Required task
Retype all of the data. Every line must match exactly.

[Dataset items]

╔══

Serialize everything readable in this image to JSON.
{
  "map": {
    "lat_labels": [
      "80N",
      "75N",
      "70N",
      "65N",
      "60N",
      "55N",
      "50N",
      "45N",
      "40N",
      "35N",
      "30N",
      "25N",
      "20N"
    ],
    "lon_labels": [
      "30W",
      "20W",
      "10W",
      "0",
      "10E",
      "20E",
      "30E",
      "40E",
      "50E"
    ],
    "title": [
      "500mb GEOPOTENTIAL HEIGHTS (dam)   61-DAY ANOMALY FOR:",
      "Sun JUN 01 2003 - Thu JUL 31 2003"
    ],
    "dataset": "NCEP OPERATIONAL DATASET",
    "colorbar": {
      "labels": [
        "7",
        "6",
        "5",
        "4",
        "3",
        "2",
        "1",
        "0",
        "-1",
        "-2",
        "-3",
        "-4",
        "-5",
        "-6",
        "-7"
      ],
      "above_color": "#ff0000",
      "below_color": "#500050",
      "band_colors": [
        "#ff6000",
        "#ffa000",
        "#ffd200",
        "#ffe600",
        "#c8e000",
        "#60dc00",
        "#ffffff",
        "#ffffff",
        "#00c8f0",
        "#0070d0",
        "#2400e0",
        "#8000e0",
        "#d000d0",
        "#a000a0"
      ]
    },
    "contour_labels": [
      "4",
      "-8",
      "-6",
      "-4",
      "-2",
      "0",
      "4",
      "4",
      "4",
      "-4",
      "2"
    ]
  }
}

╚══

Correct answer
Serialize everything readable in this image to JSON.
{
  "map": {
    "lat_labels": [
      "80N",
      "75N",
      "70N",
      "65N",
      "60N",
      "55N",
      "50N",
      "45N",
      "40N",
      "35N",
      "30N",
      "25N",
      "20N"
    ],
    "lon_labels": [
      "30W",
      "20W",
      "10W",
      "0",
      "10E",
      "20E",
      "30E",
      "40E",
      "50E"
    ],
    "title": [
      "500mb GEOPOTENTIAL HEIGHTS (dam)   61-DAY ANOMALY FOR:",
      "Sun JUN 01 2003 - Thu JUL 31 2003"
    ],
    "dataset": "NCEP OPERATIONAL DATASET",
    "colorbar": {
      "labels": [
        "7",
        "6",
        "5",
        "4",
        "3",
        "2",
        "1",
        "0",
        "-1",
        "-2",
        "-3",
        "-4",
        "-5",
        "-6",
        "-7"
      ],
      "above_color": "#ff0000",
      "below_color": "#500050",
      "band_colors": [
        "#ff6000",
        "#ffa000",
        "#ffd200",
        "#ffe600",
        "#c8e000",
        "#60dc00",
        "#ffffff",
        "#ffffff",
        "#00c8f0",
        "#0070d0",
        "#2400e0",
        "#8000e0",
        "#d000d0",
        "#a000a0"
      ]
    },
    "contour_labels": [
      "4",
      "-8",
      "-6",
      "-4",
      "-2",
      "0",
      "4",
      "4",
      "4",
      "-4",
      "2"
    ]
  }
}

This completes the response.